* Instruction:
Write out the records below once more, exactly as they stand.

* Records from a data source:
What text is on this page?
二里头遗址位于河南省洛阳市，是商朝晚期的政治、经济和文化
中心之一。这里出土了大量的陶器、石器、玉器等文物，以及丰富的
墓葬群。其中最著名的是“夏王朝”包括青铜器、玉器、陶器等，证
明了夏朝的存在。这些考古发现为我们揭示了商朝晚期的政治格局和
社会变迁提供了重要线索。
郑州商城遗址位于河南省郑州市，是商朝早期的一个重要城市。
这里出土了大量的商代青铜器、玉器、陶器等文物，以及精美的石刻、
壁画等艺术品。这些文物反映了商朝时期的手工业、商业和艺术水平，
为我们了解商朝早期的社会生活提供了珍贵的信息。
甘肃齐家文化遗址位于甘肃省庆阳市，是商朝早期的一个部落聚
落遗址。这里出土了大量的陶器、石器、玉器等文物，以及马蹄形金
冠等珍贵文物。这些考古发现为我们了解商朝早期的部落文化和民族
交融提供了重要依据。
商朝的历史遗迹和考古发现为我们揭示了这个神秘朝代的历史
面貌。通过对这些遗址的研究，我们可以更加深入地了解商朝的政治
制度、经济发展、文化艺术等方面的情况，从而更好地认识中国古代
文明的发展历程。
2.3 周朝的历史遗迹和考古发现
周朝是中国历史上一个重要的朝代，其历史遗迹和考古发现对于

* Task answer:
What text is on this page?
二里头遗址位于河南省洛阳市，是商朝晚期的政治、经济和文化
中心之一。这里出土了大量的陶器、石器、玉器等文物，以及丰富的
墓葬群。其中最著名的是“夏王朝”包括青铜器、玉器、陶器等，证
明了夏朝的存在。这些考古发现为我们揭示了商朝晚期的政治格局和
社会变迁提供了重要线索。
郑州商城遗址位于河南省郑州市，是商朝早期的一个重要城市。
这里出土了大量的商代青铜器、玉器、陶器等文物，以及精美的石刻、
壁画等艺术品。这些文物反映了商朝时期的手工业、商业和艺术水平，
为我们了解商朝早期的社会生活提供了珍贵的信息。
甘肃齐家文化遗址位于甘肃省庆阳市，是商朝早期的一个部落聚
落遗址。这里出土了大量的陶器、石器、玉器等文物，以及马蹄形金
冠等珍贵文物。这些考古发现为我们了解商朝早期的部落文化和民族
交融提供了重要依据。
商朝的历史遗迹和考古发现为我们揭示了这个神秘朝代的历史
面貌。通过对这些遗址的研究，我们可以更加深入地了解商朝的政治
制度、经济发展、文化艺术等方面的情况，从而更好地认识中国古代
文明的发展历程。
2.3 周朝的历史遗迹和考古发现
周朝是中国历史上一个重要的朝代，其历史遗迹和考古发现对于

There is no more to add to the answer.